Aim: Copy out every line of the data below word for word, leaving out the pictures.
** START OF Entries provided **
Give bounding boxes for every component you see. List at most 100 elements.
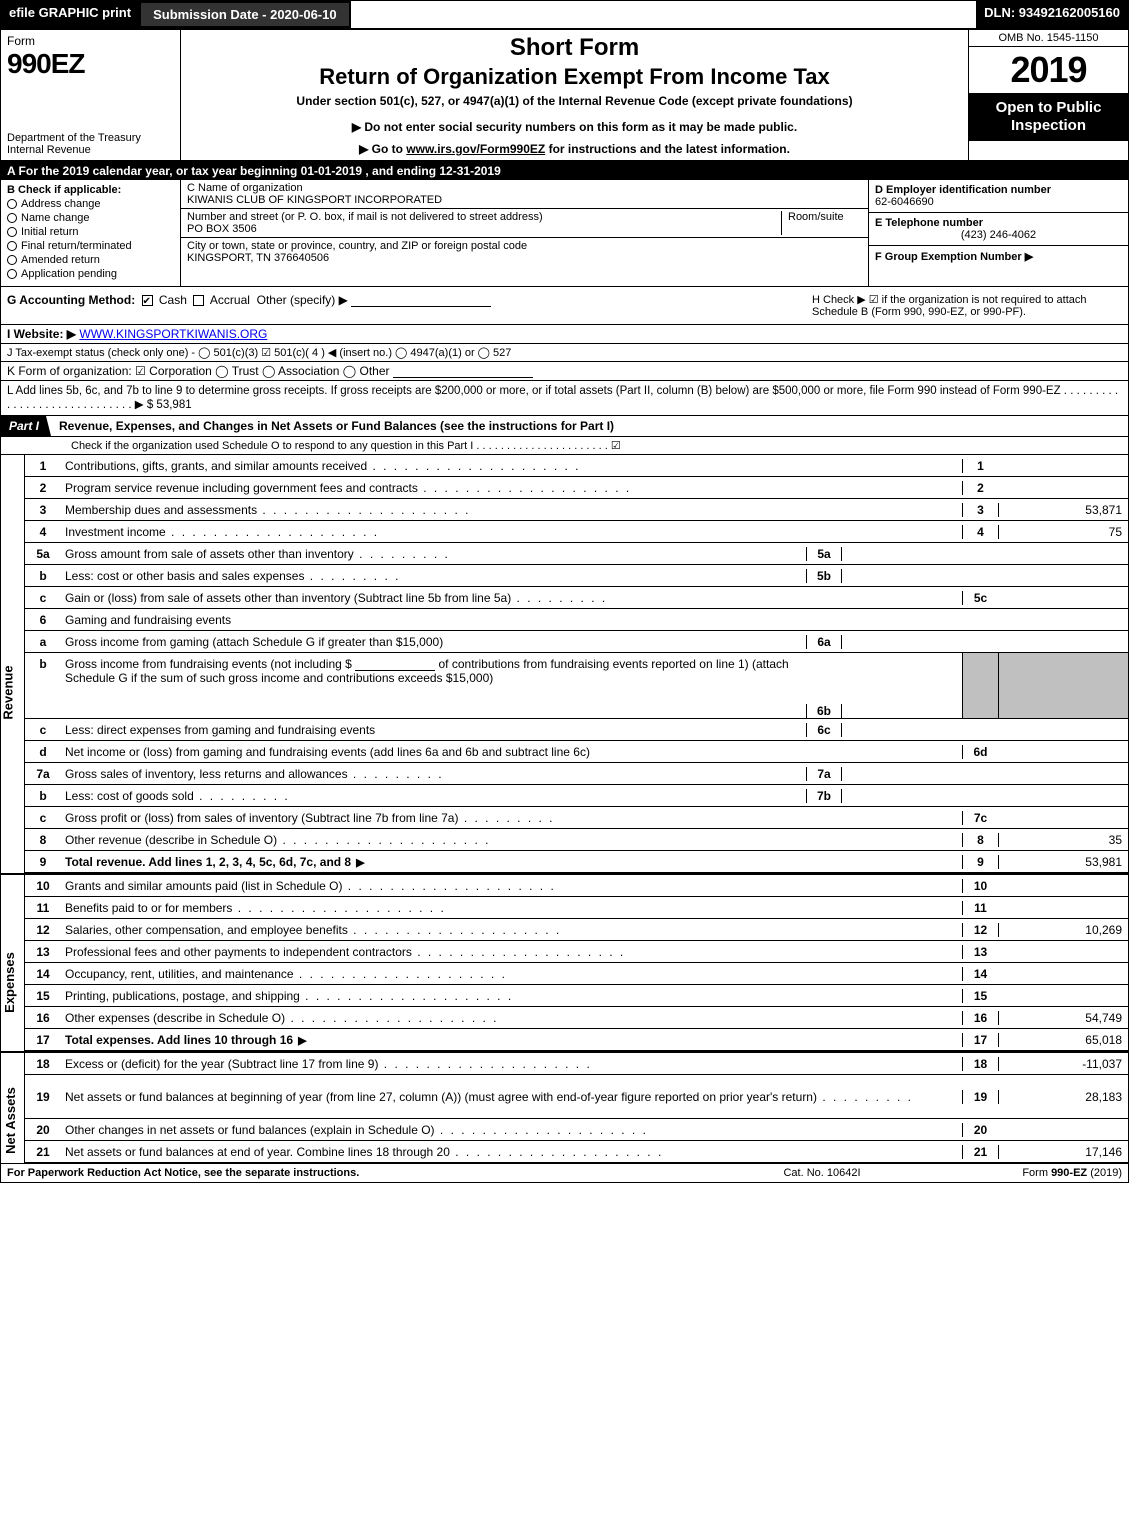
line-num: b	[25, 653, 61, 673]
expenses-label: Expenses	[2, 952, 17, 1013]
revenue-lines: 1 Contributions, gifts, grants, and simi…	[25, 455, 1128, 873]
row-gh: G Accounting Method: Cash Accrual Other …	[1, 287, 1128, 325]
line-7a: 7a Gross sales of inventory, less return…	[25, 763, 1128, 785]
k-other-field[interactable]	[393, 364, 533, 378]
inspection-label: Open to Public Inspection	[969, 93, 1128, 141]
line-rnum: 2	[962, 481, 998, 495]
line-num: 19	[25, 1088, 61, 1106]
checkbox-icon[interactable]	[7, 255, 17, 265]
line-desc: Grants and similar amounts paid (list in…	[61, 877, 962, 895]
phone-value: (423) 246-4062	[875, 229, 1122, 241]
i-label: I Website: ▶	[7, 327, 76, 341]
line-8: 8 Other revenue (describe in Schedule O)…	[25, 829, 1128, 851]
line-rnum: 4	[962, 525, 998, 539]
checkbox-icon[interactable]	[7, 199, 17, 209]
room-suite: Room/suite	[782, 211, 862, 235]
line-desc: Membership dues and assessments	[61, 501, 962, 519]
line-13: 13 Professional fees and other payments …	[25, 941, 1128, 963]
line-num: 14	[25, 965, 61, 983]
line-rnum: 7c	[962, 811, 998, 825]
tax-year: 2019	[969, 47, 1128, 93]
checkbox-accrual[interactable]	[193, 295, 204, 306]
expenses-section: Expenses 10 Grants and similar amounts p…	[1, 873, 1128, 1051]
line-num: 16	[25, 1009, 61, 1027]
line-rnum: 13	[962, 945, 998, 959]
line-20: 20 Other changes in net assets or fund b…	[25, 1119, 1128, 1141]
b-item-initial: Initial return	[7, 226, 174, 238]
line-rval: 17,146	[998, 1145, 1128, 1159]
b-item-address: Address change	[7, 198, 174, 210]
checkbox-icon[interactable]	[7, 227, 17, 237]
goto-suffix: for instructions and the latest informat…	[549, 142, 790, 156]
line-num: a	[25, 633, 61, 651]
b-label: Amended return	[21, 254, 100, 266]
line-desc: Gross sales of inventory, less returns a…	[61, 765, 806, 783]
b-label: Final return/terminated	[21, 240, 132, 252]
section-def: D Employer identification number 62-6046…	[868, 180, 1128, 286]
b-label: Address change	[21, 198, 101, 210]
line-rval: 54,749	[998, 1011, 1128, 1025]
group-row: F Group Exemption Number ▶	[869, 246, 1128, 286]
header-center: Short Form Return of Organization Exempt…	[181, 30, 968, 160]
line-desc: Occupancy, rent, utilities, and maintena…	[61, 965, 962, 983]
line-11: 11 Benefits paid to or for members 11	[25, 897, 1128, 919]
line-desc: Program service revenue including govern…	[61, 479, 962, 497]
line-desc: Gaming and fundraising events	[61, 611, 962, 629]
header-right: OMB No. 1545-1150 2019 Open to Public In…	[968, 30, 1128, 160]
website-link[interactable]: WWW.KINGSPORTKIWANIS.ORG	[79, 327, 267, 341]
line-6b: b Gross income from fundraising events (…	[25, 653, 1128, 719]
line-rval: 75	[998, 525, 1128, 539]
line-2: 2 Program service revenue including gove…	[25, 477, 1128, 499]
revenue-side: Revenue	[1, 455, 25, 873]
line-rnum: 12	[962, 923, 998, 937]
page-footer: For Paperwork Reduction Act Notice, see …	[1, 1163, 1128, 1182]
line-num: c	[25, 589, 61, 607]
line-rnum: 1	[962, 459, 998, 473]
line-desc: Less: direct expenses from gaming and fu…	[61, 721, 806, 739]
header-left: Form 990EZ Department of the Treasury In…	[1, 30, 181, 160]
line-desc: Other revenue (describe in Schedule O)	[61, 831, 962, 849]
section-b: B Check if applicable: Address change Na…	[1, 180, 181, 286]
part1-sub: Check if the organization used Schedule …	[1, 437, 1128, 455]
l6b-amount-field[interactable]	[355, 657, 435, 671]
checkbox-icon[interactable]	[7, 213, 17, 223]
line-desc: Excess or (deficit) for the year (Subtra…	[61, 1055, 962, 1073]
line-rnum: 21	[962, 1145, 998, 1159]
line-19: 19 Net assets or fund balances at beginn…	[25, 1075, 1128, 1119]
line-rnum: 11	[962, 901, 998, 915]
city-row: City or town, state or province, country…	[181, 238, 868, 266]
line-desc: Net income or (loss) from gaming and fun…	[61, 743, 962, 761]
line-num: b	[25, 787, 61, 805]
expenses-lines: 10 Grants and similar amounts paid (list…	[25, 875, 1128, 1051]
row-l: L Add lines 5b, 6c, and 7b to line 9 to …	[1, 381, 1128, 416]
line-4: 4 Investment income 4 75	[25, 521, 1128, 543]
line-18: 18 Excess or (deficit) for the year (Sub…	[25, 1053, 1128, 1075]
row-j: J Tax-exempt status (check only one) - ◯…	[1, 344, 1128, 362]
part1-tab: Part I	[1, 416, 51, 436]
checkbox-cash[interactable]	[142, 295, 153, 306]
checkbox-icon[interactable]	[7, 269, 17, 279]
line-num: 7a	[25, 765, 61, 783]
line-num: 2	[25, 479, 61, 497]
line-desc: Total revenue. Add lines 1, 2, 3, 4, 5c,…	[61, 853, 962, 871]
phone-label: E Telephone number	[875, 217, 1122, 229]
line-7b: b Less: cost of goods sold 7b	[25, 785, 1128, 807]
checkbox-icon[interactable]	[7, 241, 17, 251]
b-item-final: Final return/terminated	[7, 240, 174, 252]
line-rnum: 19	[962, 1090, 998, 1104]
line-mid-num: 6b	[806, 704, 842, 718]
goto-link[interactable]: www.irs.gov/Form990EZ	[406, 142, 545, 156]
g-other-field[interactable]	[351, 293, 491, 307]
line-mid-num: 6a	[806, 635, 842, 649]
line-num: 15	[25, 987, 61, 1005]
line-rnum: 10	[962, 879, 998, 893]
line-num: 12	[25, 921, 61, 939]
line-rnum: 20	[962, 1123, 998, 1137]
ein-value: 62-6046690	[875, 196, 1122, 208]
line-num: 13	[25, 943, 61, 961]
street-label: Number and street (or P. O. box, if mail…	[187, 211, 775, 223]
part1-title: Revenue, Expenses, and Changes in Net As…	[51, 419, 1128, 433]
line-desc: Total expenses. Add lines 10 through 16	[61, 1031, 962, 1049]
line-desc: Less: cost or other basis and sales expe…	[61, 567, 806, 585]
street-value: PO BOX 3506	[187, 223, 775, 235]
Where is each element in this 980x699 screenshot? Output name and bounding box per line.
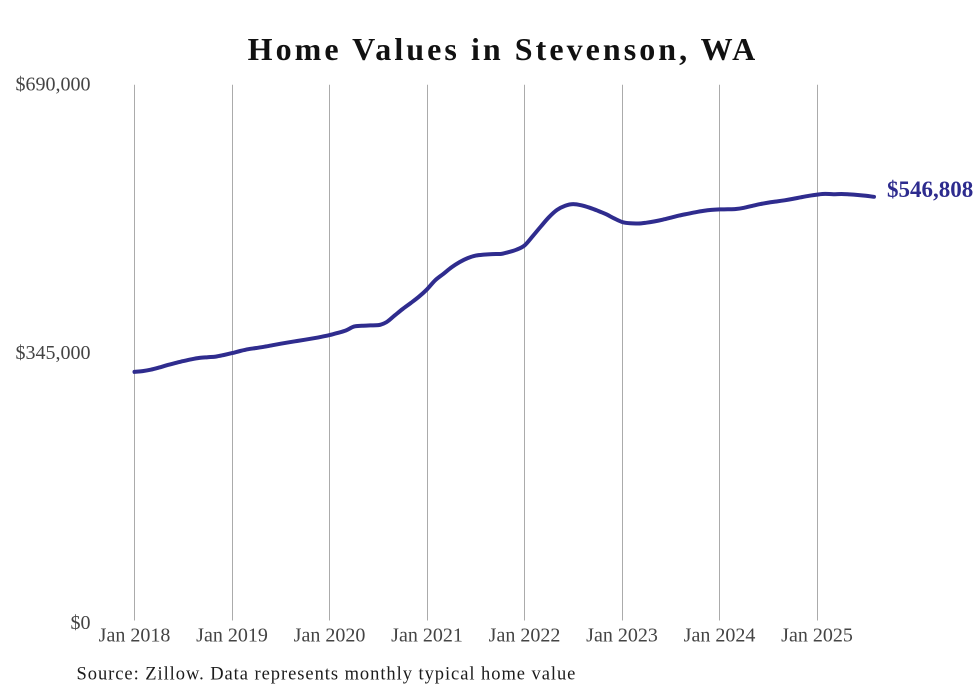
svg-text:Source: Zillow. Data represent: Source: Zillow. Data represents monthly … bbox=[77, 665, 577, 685]
svg-text:Jan 2023: Jan 2023 bbox=[586, 625, 658, 647]
svg-text:Jan 2018: Jan 2018 bbox=[99, 625, 171, 647]
svg-text:Jan 2024: Jan 2024 bbox=[684, 625, 756, 647]
svg-text:Jan 2025: Jan 2025 bbox=[781, 625, 853, 647]
svg-text:$345,000: $345,000 bbox=[16, 342, 91, 364]
svg-text:Jan 2022: Jan 2022 bbox=[489, 625, 561, 647]
svg-text:Jan 2019: Jan 2019 bbox=[196, 625, 268, 647]
svg-text:Jan 2020: Jan 2020 bbox=[294, 625, 366, 647]
svg-text:Home Values in Stevenson, WA: Home Values in Stevenson, WA bbox=[248, 31, 759, 67]
svg-text:$546,808: $546,808 bbox=[887, 177, 973, 202]
svg-text:$0: $0 bbox=[71, 612, 91, 634]
svg-text:$690,000: $690,000 bbox=[16, 73, 91, 95]
svg-text:Jan 2021: Jan 2021 bbox=[391, 625, 463, 647]
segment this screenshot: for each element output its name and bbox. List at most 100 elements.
** END OF Entries provided **
Written reply:
Give bounding boxes for every component you see. List at most 100 elements.
line-num: b	[25, 653, 61, 673]
expenses-label: Expenses	[2, 952, 17, 1013]
revenue-lines: 1 Contributions, gifts, grants, and simi…	[25, 455, 1128, 873]
row-gh: G Accounting Method: Cash Accrual Other …	[1, 287, 1128, 325]
line-7a: 7a Gross sales of inventory, less return…	[25, 763, 1128, 785]
k-other-field[interactable]	[393, 364, 533, 378]
inspection-label: Open to Public Inspection	[969, 93, 1128, 141]
line-rnum: 2	[962, 481, 998, 495]
line-num: 19	[25, 1088, 61, 1106]
checkbox-icon[interactable]	[7, 255, 17, 265]
line-desc: Grants and similar amounts paid (list in…	[61, 877, 962, 895]
phone-value: (423) 246-4062	[875, 229, 1122, 241]
i-label: I Website: ▶	[7, 327, 76, 341]
line-8: 8 Other revenue (describe in Schedule O)…	[25, 829, 1128, 851]
line-rnum: 4	[962, 525, 998, 539]
checkbox-icon[interactable]	[7, 199, 17, 209]
room-suite: Room/suite	[782, 211, 862, 235]
line-desc: Membership dues and assessments	[61, 501, 962, 519]
line-13: 13 Professional fees and other payments …	[25, 941, 1128, 963]
line-num: 14	[25, 965, 61, 983]
line-rnum: 7c	[962, 811, 998, 825]
tax-year: 2019	[969, 47, 1128, 93]
checkbox-accrual[interactable]	[193, 295, 204, 306]
expenses-section: Expenses 10 Grants and similar amounts p…	[1, 873, 1128, 1051]
line-num: 16	[25, 1009, 61, 1027]
line-rnum: 13	[962, 945, 998, 959]
line-20: 20 Other changes in net assets or fund b…	[25, 1119, 1128, 1141]
b-item-initial: Initial return	[7, 226, 174, 238]
line-rval: 17,146	[998, 1145, 1128, 1159]
b-item-address: Address change	[7, 198, 174, 210]
checkbox-icon[interactable]	[7, 227, 17, 237]
goto-suffix: for instructions and the latest informat…	[549, 142, 790, 156]
line-num: a	[25, 633, 61, 651]
b-label: Amended return	[21, 254, 100, 266]
line-desc: Gross sales of inventory, less returns a…	[61, 765, 806, 783]
b-label: Final return/terminated	[21, 240, 132, 252]
section-def: D Employer identification number 62-6046…	[868, 180, 1128, 286]
b-label: Address change	[21, 198, 101, 210]
line-rval: 54,749	[998, 1011, 1128, 1025]
group-row: F Group Exemption Number ▶	[869, 246, 1128, 286]
header-center: Short Form Return of Organization Exempt…	[181, 30, 968, 160]
line-desc: Occupancy, rent, utilities, and maintena…	[61, 965, 962, 983]
line-11: 11 Benefits paid to or for members 11	[25, 897, 1128, 919]
line-desc: Program service revenue including govern…	[61, 479, 962, 497]
line-desc: Gaming and fundraising events	[61, 611, 962, 629]
header-right: OMB No. 1545-1150 2019 Open to Public In…	[968, 30, 1128, 160]
website-link[interactable]: WWW.KINGSPORTKIWANIS.ORG	[79, 327, 267, 341]
line-6b: b Gross income from fundraising events (…	[25, 653, 1128, 719]
line-rval: 75	[998, 525, 1128, 539]
line-2: 2 Program service revenue including gove…	[25, 477, 1128, 499]
revenue-side: Revenue	[1, 455, 25, 873]
line-rnum: 12	[962, 923, 998, 937]
page-footer: For Paperwork Reduction Act Notice, see …	[1, 1163, 1128, 1182]
line-num: c	[25, 589, 61, 607]
line-rnum: 1	[962, 459, 998, 473]
line-desc: Less: direct expenses from gaming and fu…	[61, 721, 806, 739]
header-left: Form 990EZ Department of the Treasury In…	[1, 30, 181, 160]
line-desc: Other revenue (describe in Schedule O)	[61, 831, 962, 849]
section-b: B Check if applicable: Address change Na…	[1, 180, 181, 286]
part1-sub: Check if the organization used Schedule …	[1, 437, 1128, 455]
l6b-amount-field[interactable]	[355, 657, 435, 671]
checkbox-icon[interactable]	[7, 213, 17, 223]
line-desc: Excess or (deficit) for the year (Subtra…	[61, 1055, 962, 1073]
line-rnum: 21	[962, 1145, 998, 1159]
line-19: 19 Net assets or fund balances at beginn…	[25, 1075, 1128, 1119]
line-rnum: 11	[962, 901, 998, 915]
city-row: City or town, state or province, country…	[181, 238, 868, 266]
line-desc: Net income or (loss) from gaming and fun…	[61, 743, 962, 761]
line-num: b	[25, 787, 61, 805]
expenses-lines: 10 Grants and similar amounts paid (list…	[25, 875, 1128, 1051]
row-l: L Add lines 5b, 6c, and 7b to line 9 to …	[1, 381, 1128, 416]
line-4: 4 Investment income 4 75	[25, 521, 1128, 543]
line-18: 18 Excess or (deficit) for the year (Sub…	[25, 1053, 1128, 1075]
row-j: J Tax-exempt status (check only one) - ◯…	[1, 344, 1128, 362]
part1-tab: Part I	[1, 416, 51, 436]
checkbox-cash[interactable]	[142, 295, 153, 306]
checkbox-icon[interactable]	[7, 269, 17, 279]
line-num: 7a	[25, 765, 61, 783]
line-num: 2	[25, 479, 61, 497]
line-desc: Total revenue. Add lines 1, 2, 3, 4, 5c,…	[61, 853, 962, 871]
phone-label: E Telephone number	[875, 217, 1122, 229]
line-7b: b Less: cost of goods sold 7b	[25, 785, 1128, 807]
checkbox-icon[interactable]	[7, 241, 17, 251]
b-item-final: Final return/terminated	[7, 240, 174, 252]
line-rnum: 19	[962, 1090, 998, 1104]
line-mid-num: 6b	[806, 704, 842, 718]
goto-link[interactable]: www.irs.gov/Form990EZ	[406, 142, 545, 156]
g-other-field[interactable]	[351, 293, 491, 307]
line-mid-num: 6a	[806, 635, 842, 649]
line-num: 15	[25, 987, 61, 1005]
line-rnum: 10	[962, 879, 998, 893]
line-num: 12	[25, 921, 61, 939]
line-rnum: 20	[962, 1123, 998, 1137]
ein-value: 62-6046690	[875, 196, 1122, 208]
line-num: 13	[25, 943, 61, 961]
street-label: Number and street (or P. O. box, if mail…	[187, 211, 775, 223]
part1-title: Revenue, Expenses, and Changes in Net As…	[51, 419, 1128, 433]
line-desc: Total expenses. Add lines 10 through 16	[61, 1031, 962, 1049]
line-desc: Less: cost or other basis and sales expe…	[61, 567, 806, 585]
street-value: PO BOX 3506	[187, 223, 775, 235]
Where is each element in this 980x699 screenshot? Output name and bounding box per line.
svg-text:Source: Zillow. Data represent: Source: Zillow. Data represents monthly … bbox=[77, 665, 577, 685]
svg-text:Jan 2023: Jan 2023 bbox=[586, 625, 658, 647]
svg-text:Jan 2018: Jan 2018 bbox=[99, 625, 171, 647]
svg-text:Jan 2024: Jan 2024 bbox=[684, 625, 756, 647]
svg-text:Jan 2025: Jan 2025 bbox=[781, 625, 853, 647]
svg-text:$345,000: $345,000 bbox=[16, 342, 91, 364]
svg-text:Jan 2022: Jan 2022 bbox=[489, 625, 561, 647]
svg-text:Jan 2019: Jan 2019 bbox=[196, 625, 268, 647]
svg-text:Jan 2020: Jan 2020 bbox=[294, 625, 366, 647]
svg-text:Home Values in Stevenson, WA: Home Values in Stevenson, WA bbox=[248, 31, 759, 67]
svg-text:$546,808: $546,808 bbox=[887, 177, 973, 202]
svg-text:$0: $0 bbox=[71, 612, 91, 634]
svg-text:$690,000: $690,000 bbox=[16, 73, 91, 95]
svg-text:Jan 2021: Jan 2021 bbox=[391, 625, 463, 647]
segment this screenshot: for each element output its name and bbox. List at most 100 elements.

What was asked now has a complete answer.